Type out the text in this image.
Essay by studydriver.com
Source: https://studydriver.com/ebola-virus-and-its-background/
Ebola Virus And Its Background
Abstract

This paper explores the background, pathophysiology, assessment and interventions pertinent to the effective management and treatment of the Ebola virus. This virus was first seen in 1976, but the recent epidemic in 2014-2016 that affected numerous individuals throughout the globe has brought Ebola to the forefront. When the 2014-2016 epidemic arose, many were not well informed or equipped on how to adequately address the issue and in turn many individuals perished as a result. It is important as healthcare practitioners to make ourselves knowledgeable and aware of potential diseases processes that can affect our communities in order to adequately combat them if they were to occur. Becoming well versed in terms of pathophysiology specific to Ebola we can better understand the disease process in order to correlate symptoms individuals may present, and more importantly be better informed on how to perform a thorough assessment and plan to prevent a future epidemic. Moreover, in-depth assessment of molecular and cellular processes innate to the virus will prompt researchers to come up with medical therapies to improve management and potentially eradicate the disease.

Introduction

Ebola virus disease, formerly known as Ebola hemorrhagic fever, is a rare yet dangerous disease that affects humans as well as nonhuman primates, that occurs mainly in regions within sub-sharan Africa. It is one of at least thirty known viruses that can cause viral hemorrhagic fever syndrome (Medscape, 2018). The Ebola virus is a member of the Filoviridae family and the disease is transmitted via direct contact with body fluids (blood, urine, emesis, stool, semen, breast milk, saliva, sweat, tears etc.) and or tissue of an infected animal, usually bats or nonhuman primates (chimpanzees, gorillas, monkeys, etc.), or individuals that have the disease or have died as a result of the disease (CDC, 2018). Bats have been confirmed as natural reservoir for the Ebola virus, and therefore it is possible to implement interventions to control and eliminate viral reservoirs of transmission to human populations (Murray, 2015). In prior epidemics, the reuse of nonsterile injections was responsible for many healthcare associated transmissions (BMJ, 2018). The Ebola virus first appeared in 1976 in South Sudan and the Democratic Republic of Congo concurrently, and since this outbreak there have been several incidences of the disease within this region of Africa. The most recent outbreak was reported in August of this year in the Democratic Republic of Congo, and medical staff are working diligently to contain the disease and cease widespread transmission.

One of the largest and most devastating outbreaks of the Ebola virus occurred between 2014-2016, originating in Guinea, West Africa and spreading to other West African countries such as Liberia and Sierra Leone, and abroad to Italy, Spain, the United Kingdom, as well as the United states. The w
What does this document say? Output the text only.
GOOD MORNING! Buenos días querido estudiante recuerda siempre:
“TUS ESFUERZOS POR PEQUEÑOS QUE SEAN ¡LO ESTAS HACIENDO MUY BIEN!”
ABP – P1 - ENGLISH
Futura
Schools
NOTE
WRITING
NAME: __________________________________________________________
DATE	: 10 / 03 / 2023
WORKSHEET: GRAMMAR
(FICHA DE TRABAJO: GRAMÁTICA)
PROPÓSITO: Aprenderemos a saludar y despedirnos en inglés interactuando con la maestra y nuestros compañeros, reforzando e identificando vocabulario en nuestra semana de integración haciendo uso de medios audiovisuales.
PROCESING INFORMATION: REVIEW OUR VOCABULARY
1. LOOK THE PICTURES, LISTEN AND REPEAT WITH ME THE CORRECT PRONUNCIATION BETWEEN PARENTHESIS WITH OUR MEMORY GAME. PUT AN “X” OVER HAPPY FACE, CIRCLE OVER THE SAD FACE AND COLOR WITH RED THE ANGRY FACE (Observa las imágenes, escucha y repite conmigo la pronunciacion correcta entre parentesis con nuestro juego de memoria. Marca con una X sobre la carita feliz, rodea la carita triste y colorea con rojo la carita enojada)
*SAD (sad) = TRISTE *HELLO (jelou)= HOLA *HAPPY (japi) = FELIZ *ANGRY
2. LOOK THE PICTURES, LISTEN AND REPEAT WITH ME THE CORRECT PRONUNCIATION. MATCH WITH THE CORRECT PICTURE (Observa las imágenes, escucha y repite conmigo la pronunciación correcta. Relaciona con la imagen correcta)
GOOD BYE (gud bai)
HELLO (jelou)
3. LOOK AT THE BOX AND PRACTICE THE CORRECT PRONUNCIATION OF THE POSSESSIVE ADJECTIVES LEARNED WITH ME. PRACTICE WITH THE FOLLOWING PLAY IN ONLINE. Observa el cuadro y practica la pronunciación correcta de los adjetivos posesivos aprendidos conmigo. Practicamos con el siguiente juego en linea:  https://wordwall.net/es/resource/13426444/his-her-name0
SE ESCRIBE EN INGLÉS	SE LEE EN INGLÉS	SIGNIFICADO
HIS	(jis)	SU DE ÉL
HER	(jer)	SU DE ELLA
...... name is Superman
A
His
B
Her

****

PROBLEM REQUIREMENTS | Up to and including the last line of the material, reproduce every line exactly, beginning with the one that contains "What does this" and adding nothing else.

WRITTEN SOLUTION |
What does this document say? Output the text only.
GOOD MORNING! Buenos días querido estudiante recuerda siempre:
“TUS ESFUERZOS POR PEQUEÑOS QUE SEAN ¡LO ESTAS HACIENDO MUY BIEN!”
ABP – P1 - ENGLISH
Futura
Schools
NOTE
WRITING
NAME: __________________________________________________________
DATE	: 10 / 03 / 2023
WORKSHEET: GRAMMAR
(FICHA DE TRABAJO: GRAMÁTICA)
PROPÓSITO: Aprenderemos a saludar y despedirnos en inglés interactuando con la maestra y nuestros compañeros, reforzando e identificando vocabulario en nuestra semana de integración haciendo uso de medios audiovisuales.
PROCESING INFORMATION: REVIEW OUR VOCABULARY
1. LOOK THE PICTURES, LISTEN AND REPEAT WITH ME THE CORRECT PRONUNCIATION BETWEEN PARENTHESIS WITH OUR MEMORY GAME. PUT AN “X” OVER HAPPY FACE, CIRCLE OVER THE SAD FACE AND COLOR WITH RED THE ANGRY FACE (Observa las imágenes, escucha y repite conmigo la pronunciacion correcta entre parentesis con nuestro juego de memoria. Marca con una X sobre la carita feliz, rodea la carita triste y colorea con rojo la carita enojada)
*SAD (sad) = TRISTE *HELLO (jelou)= HOLA *HAPPY (japi) = FELIZ *ANGRY
2. LOOK THE PICTURES, LISTEN AND REPEAT WITH ME THE CORRECT PRONUNCIATION. MATCH WITH THE CORRECT PICTURE (Observa las imágenes, escucha y repite conmigo la pronunciación correcta. Relaciona con la imagen correcta)
GOOD BYE (gud bai)
HELLO (jelou)
3. LOOK AT THE BOX AND PRACTICE THE CORRECT PRONUNCIATION OF THE POSSESSIVE ADJECTIVES LEARNED WITH ME. PRACTICE WITH THE FOLLOWING PLAY IN ONLINE. Observa el cuadro y practica la pronunciación correcta de los adjetivos posesivos aprendidos conmigo. Practicamos con el siguiente juego en linea:  https://wordwall.net/es/resource/13426444/his-her-name0
SE ESCRIBE EN INGLÉS	SE LEE EN INGLÉS	SIGNIFICADO
HIS	(jis)	SU DE ÉL
HER	(jer)	SU DE ELLA
...... name is Superman
A
His
B
Her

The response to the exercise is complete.